WHAT YOU SHOULD DO: Would you retype all of these records exactly?

Figure record extracts
"""

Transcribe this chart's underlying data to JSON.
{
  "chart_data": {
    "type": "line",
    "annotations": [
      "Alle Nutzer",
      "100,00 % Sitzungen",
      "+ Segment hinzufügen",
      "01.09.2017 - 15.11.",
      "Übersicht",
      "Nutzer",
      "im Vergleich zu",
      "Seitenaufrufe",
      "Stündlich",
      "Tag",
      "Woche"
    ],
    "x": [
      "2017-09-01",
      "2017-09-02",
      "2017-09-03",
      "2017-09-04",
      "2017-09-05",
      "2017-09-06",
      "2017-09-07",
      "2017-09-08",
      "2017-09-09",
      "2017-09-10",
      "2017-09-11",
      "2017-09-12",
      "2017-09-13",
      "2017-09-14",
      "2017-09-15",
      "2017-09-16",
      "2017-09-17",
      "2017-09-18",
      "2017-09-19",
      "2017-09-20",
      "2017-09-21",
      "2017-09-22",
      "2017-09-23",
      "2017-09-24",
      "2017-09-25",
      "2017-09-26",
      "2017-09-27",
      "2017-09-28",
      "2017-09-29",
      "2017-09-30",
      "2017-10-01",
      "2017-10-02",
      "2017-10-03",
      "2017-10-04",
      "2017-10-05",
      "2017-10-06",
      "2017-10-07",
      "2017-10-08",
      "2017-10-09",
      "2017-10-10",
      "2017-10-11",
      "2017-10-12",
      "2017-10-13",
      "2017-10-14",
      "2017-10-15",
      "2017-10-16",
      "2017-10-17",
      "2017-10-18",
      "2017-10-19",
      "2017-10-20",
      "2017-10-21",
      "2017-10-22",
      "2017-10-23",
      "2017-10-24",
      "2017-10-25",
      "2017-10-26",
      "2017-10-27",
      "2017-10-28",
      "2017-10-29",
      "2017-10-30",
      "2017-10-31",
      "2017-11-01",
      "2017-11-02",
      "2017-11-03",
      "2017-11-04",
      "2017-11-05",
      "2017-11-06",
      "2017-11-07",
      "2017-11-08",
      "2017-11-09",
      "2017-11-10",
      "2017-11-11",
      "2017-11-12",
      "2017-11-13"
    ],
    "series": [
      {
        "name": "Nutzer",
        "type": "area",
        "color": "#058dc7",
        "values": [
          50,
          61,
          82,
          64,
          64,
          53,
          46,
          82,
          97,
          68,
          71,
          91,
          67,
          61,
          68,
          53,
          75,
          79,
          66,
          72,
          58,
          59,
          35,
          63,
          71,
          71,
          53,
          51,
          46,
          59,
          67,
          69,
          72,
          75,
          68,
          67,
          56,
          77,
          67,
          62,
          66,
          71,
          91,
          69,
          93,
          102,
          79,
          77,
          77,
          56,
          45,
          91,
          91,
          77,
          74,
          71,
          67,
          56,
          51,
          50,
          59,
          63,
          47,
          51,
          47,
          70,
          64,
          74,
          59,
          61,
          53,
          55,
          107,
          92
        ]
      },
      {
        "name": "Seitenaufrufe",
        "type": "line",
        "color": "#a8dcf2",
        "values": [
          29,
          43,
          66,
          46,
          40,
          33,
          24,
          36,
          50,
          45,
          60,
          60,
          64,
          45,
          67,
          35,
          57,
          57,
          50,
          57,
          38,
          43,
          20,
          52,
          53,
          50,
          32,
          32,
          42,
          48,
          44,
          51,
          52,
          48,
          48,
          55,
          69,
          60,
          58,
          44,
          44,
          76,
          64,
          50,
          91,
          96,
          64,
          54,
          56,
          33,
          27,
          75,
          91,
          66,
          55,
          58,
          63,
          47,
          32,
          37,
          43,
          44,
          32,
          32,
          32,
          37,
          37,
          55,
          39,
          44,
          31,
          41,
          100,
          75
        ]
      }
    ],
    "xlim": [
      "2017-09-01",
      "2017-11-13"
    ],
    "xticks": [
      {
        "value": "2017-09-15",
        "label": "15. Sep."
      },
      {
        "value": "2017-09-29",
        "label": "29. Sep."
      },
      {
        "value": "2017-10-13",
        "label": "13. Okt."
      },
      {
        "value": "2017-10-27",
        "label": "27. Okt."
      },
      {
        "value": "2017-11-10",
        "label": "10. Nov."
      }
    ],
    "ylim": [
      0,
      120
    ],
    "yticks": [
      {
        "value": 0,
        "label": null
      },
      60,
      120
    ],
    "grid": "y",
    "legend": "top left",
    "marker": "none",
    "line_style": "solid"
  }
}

"""

EXERCISE OUTPUT:
Transcribe this chart's underlying data to JSON.
{
  "chart_data": {
    "type": "line",
    "annotations": [
      "Alle Nutzer",
      "100,00 % Sitzungen",
      "+ Segment hinzufügen",
      "01.09.2017 - 15.11.",
      "Übersicht",
      "Nutzer",
      "im Vergleich zu",
      "Seitenaufrufe",
      "Stündlich",
      "Tag",
      "Woche"
    ],
    "x": [
      "2017-09-01",
      "2017-09-02",
      "2017-09-03",
      "2017-09-04",
      "2017-09-05",
      "2017-09-06",
      "2017-09-07",
      "2017-09-08",
      "2017-09-09",
      "2017-09-10",
      "2017-09-11",
      "2017-09-12",
      "2017-09-13",
      "2017-09-14",
      "2017-09-15",
      "2017-09-16",
      "2017-09-17",
      "2017-09-18",
      "2017-09-19",
      "2017-09-20",
      "2017-09-21",
      "2017-09-22",
      "2017-09-23",
      "2017-09-24",
      "2017-09-25",
      "2017-09-26",
      "2017-09-27",
      "2017-09-28",
      "2017-09-29",
      "2017-09-30",
      "2017-10-01",
      "2017-10-02",
      "2017-10-03",
      "2017-10-04",
      "2017-10-05",
      "2017-10-06",
      "2017-10-07",
      "2017-10-08",
      "2017-10-09",
      "2017-10-10",
      "2017-10-11",
      "2017-10-12",
      "2017-10-13",
      "2017-10-14",
      "2017-10-15",
      "2017-10-16",
      "2017-10-17",
      "2017-10-18",
      "2017-10-19",
      "2017-10-20",
      "2017-10-21",
      "2017-10-22",
      "2017-10-23",
      "2017-10-24",
      "2017-10-25",
      "2017-10-26",
      "2017-10-27",
      "2017-10-28",
      "2017-10-29",
      "2017-10-30",
      "2017-10-31",
      "2017-11-01",
      "2017-11-02",
      "2017-11-03",
      "2017-11-04",
      "2017-11-05",
      "2017-11-06",
      "2017-11-07",
      "2017-11-08",
      "2017-11-09",
      "2017-11-10",
      "2017-11-11",
      "2017-11-12",
      "2017-11-13"
    ],
    "series": [
      {
        "name": "Nutzer",
        "type": "area",
        "color": "#058dc7",
        "values": [
          50,
          61,
          82,
          64,
          64,
          53,
          46,
          82,
          97,
          68,
          71,
          91,
          67,
          61,
          68,
          53,
          75,
          79,
          66,
          72,
          58,
          59,
          35,
          63,
          71,
          71,
          53,
          51,
          46,
          59,
          67,
          69,
          72,
          75,
          68,
          67,
          56,
          77,
          67,
          62,
          66,
          71,
          91,
          69,
          93,
          102,
          79,
          77,
          77,
          56,
          45,
          91,
          91,
          77,
          74,
          71,
          67,
          56,
          51,
          50,
          59,
          63,
          47,
          51,
          47,
          70,
          64,
          74,
          59,
          61,
          53,
          55,
          107,
          92
        ]
      },
      {
        "name": "Seitenaufrufe",
        "type": "line",
        "color": "#a8dcf2",
        "values": [
          29,
          43,
          66,
          46,
          40,
          33,
          24,
          36,
          50,
          45,
          60,
          60,
          64,
          45,
          67,
          35,
          57,
          57,
          50,
          57,
          38,
          43,
          20,
          52,
          53,
          50,
          32,
          32,
          42,
          48,
          44,
          51,
          52,
          48,
          48,
          55,
          69,
          60,
          58,
          44,
          44,
          76,
          64,
          50,
          91,
          96,
          64,
          54,
          56,
          33,
          27,
          75,
          91,
          66,
          55,
          58,
          63,
          47,
          32,
          37,
          43,
          44,
          32,
          32,
          32,
          37,
          37,
          55,
          39,
          44,
          31,
          41,
          100,
          75
        ]
      }
    ],
    "xlim": [
      "2017-09-01",
      "2017-11-13"
    ],
    "xticks": [
      {
        "value": "2017-09-15",
        "label": "15. Sep."
      },
      {
        "value": "2017-09-29",
        "label": "29. Sep."
      },
      {
        "value": "2017-10-13",
        "label": "13. Okt."
      },
      {
        "value": "2017-10-27",
        "label": "27. Okt."
      },
      {
        "value": "2017-11-10",
        "label": "10. Nov."
      }
    ],
    "ylim": [
      0,
      120
    ],
    "yticks": [
      {
        "value": 0,
        "label": null
      },
      60,
      120
    ],
    "grid": "y",
    "legend": "top left",
    "marker": "none",
    "line_style": "solid"
  }
}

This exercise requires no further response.